• [WORK TO COMPLETE]: Count the lines below that contain the word "Advanced" and give only the number.

• [DATA TO USE]:

- - -

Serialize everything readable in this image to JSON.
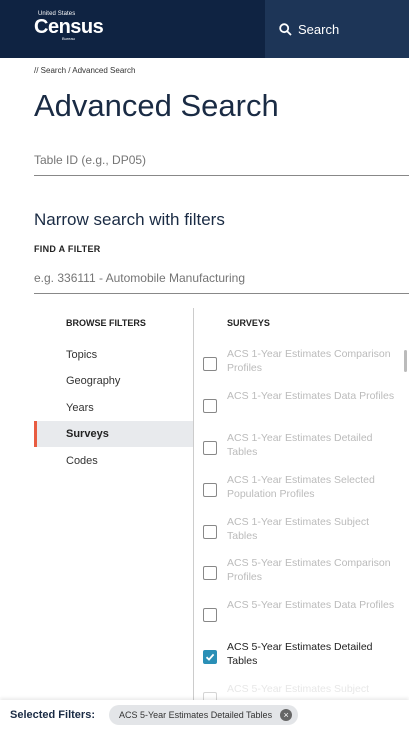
{
  "header": {
    "logo_small": "United States",
    "logo_main": "Census",
    "logo_bureau": "Bureau",
    "search_label": "Search"
  },
  "breadcrumb": "// Search / Advanced Search",
  "title": "Advanced Search",
  "table_id_placeholder": "Table ID (e.g., DP05)",
  "narrow_heading": "Narrow search with filters",
  "find_filter_label": "FIND A FILTER",
  "filter_placeholder": "e.g. 336111 - Automobile Manufacturing",
  "browse": {
    "heading": "BROWSE FILTERS",
    "items": [
      "Topics",
      "Geography",
      "Years",
      "Surveys",
      "Codes"
    ],
    "active": "Surveys"
  },
  "surveys": {
    "heading": "SURVEYS",
    "items": [
      {
        "label": "ACS 1-Year Estimates Comparison Profiles",
        "checked": false
      },
      {
        "label": "ACS 1-Year Estimates Data Profiles",
        "checked": false
      },
      {
        "label": "ACS 1-Year Estimates Detailed Tables",
        "checked": false
      },
      {
        "label": "ACS 1-Year Estimates Selected Population Profiles",
        "checked": false
      },
      {
        "label": "ACS 1-Year Estimates Subject Tables",
        "checked": false
      },
      {
        "label": "ACS 5-Year Estimates Comparison Profiles",
        "checked": false
      },
      {
        "label": "ACS 5-Year Estimates Data Profiles",
        "checked": false
      },
      {
        "label": "ACS 5-Year Estimates Detailed Tables",
        "checked": true
      },
      {
        "label": "ACS 5-Year Estimates Subject",
        "checked": false
      }
    ]
  },
  "selected_filters": {
    "label": "Selected Filters:",
    "chips": [
      "ACS 5-Year Estimates Detailed Tables"
    ]
  },
  "colors": {
    "header_bg": "#0f2342",
    "accent": "#e85c41",
    "checkbox_checked": "#2a8fb6"
  }
}
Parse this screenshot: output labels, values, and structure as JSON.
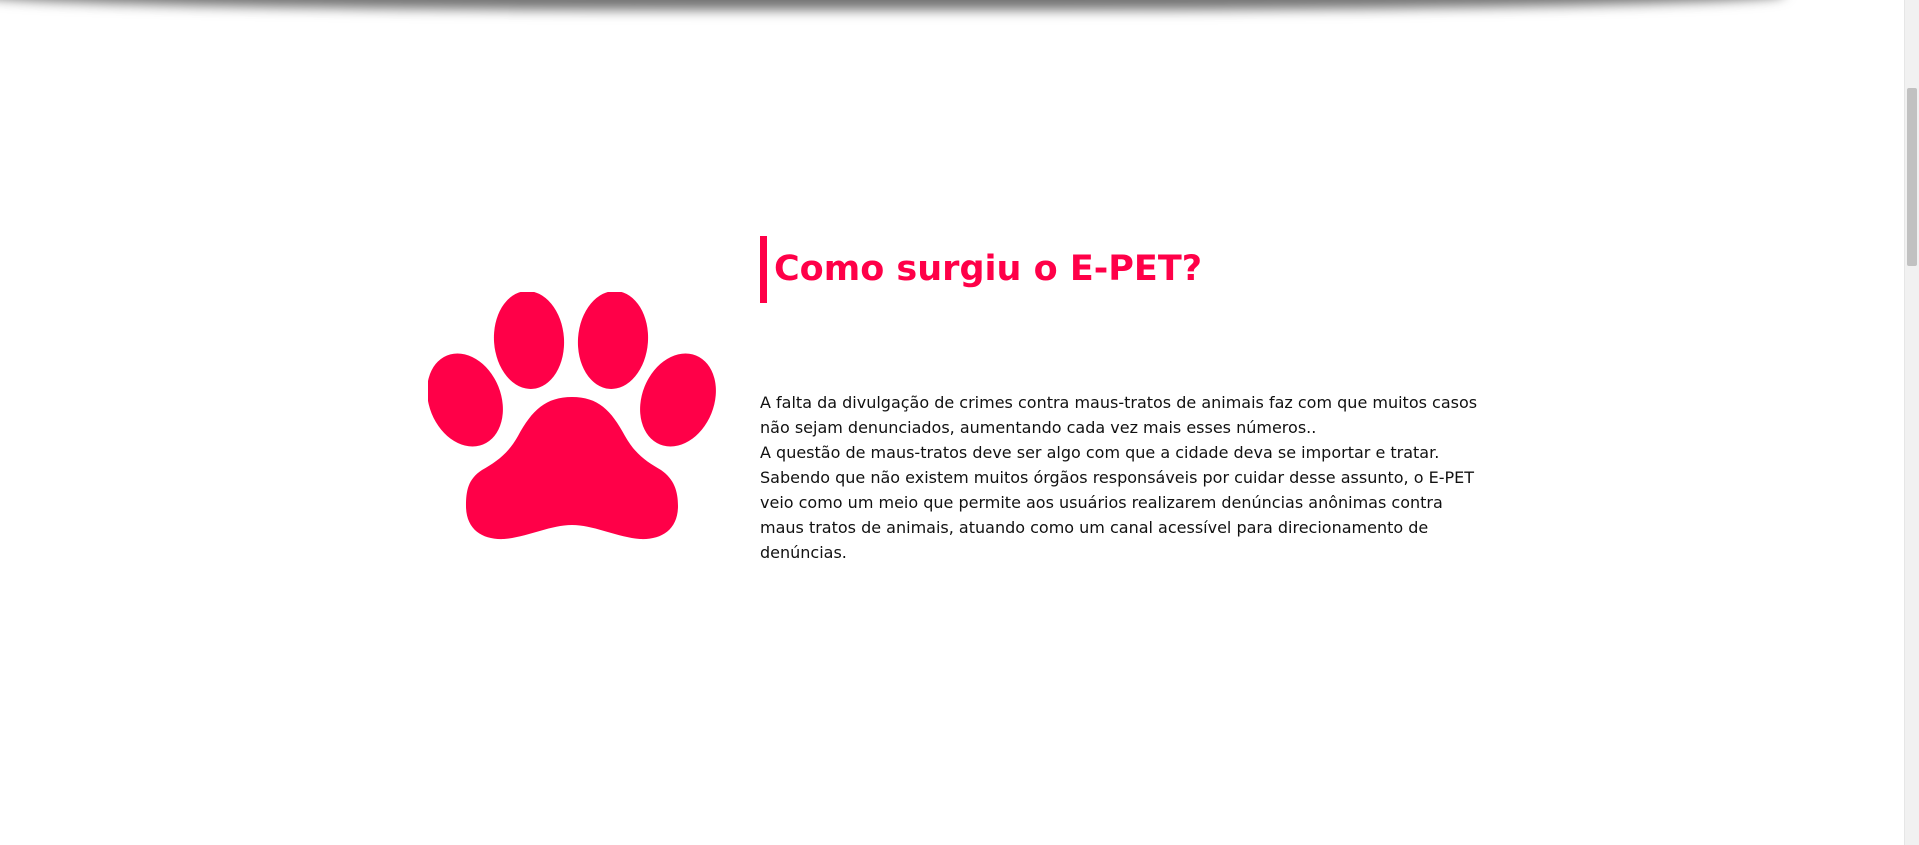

- - -

• [TASK RESULT]: 2